* _Aim of the task_: Write out every record below exactly as it appears.

(Extracted data entries)

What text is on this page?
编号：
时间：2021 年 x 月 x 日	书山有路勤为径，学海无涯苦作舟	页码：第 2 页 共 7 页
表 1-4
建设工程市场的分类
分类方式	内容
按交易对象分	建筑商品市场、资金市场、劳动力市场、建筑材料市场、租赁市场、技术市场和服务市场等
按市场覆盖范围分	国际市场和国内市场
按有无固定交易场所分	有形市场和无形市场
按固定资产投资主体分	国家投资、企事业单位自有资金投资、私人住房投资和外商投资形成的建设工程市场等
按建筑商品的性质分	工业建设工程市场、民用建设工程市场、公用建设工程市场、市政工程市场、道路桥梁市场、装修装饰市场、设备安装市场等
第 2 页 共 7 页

* _Response below_:
What text is on this page?
编号：
时间：2021 年 x 月 x 日	书山有路勤为径，学海无涯苦作舟	页码：第 2 页 共 7 页
表 1-4
建设工程市场的分类
分类方式	内容
按交易对象分	建筑商品市场、资金市场、劳动力市场、建筑材料市场、租赁市场、技术市场和服务市场等
按市场覆盖范围分	国际市场和国内市场
按有无固定交易场所分	有形市场和无形市场
按固定资产投资主体分	国家投资、企事业单位自有资金投资、私人住房投资和外商投资形成的建设工程市场等
按建筑商品的性质分	工业建设工程市场、民用建设工程市场、公用建设工程市场、市政工程市场、道路桥梁市场、装修装饰市场、设备安装市场等
第 2 页 共 7 页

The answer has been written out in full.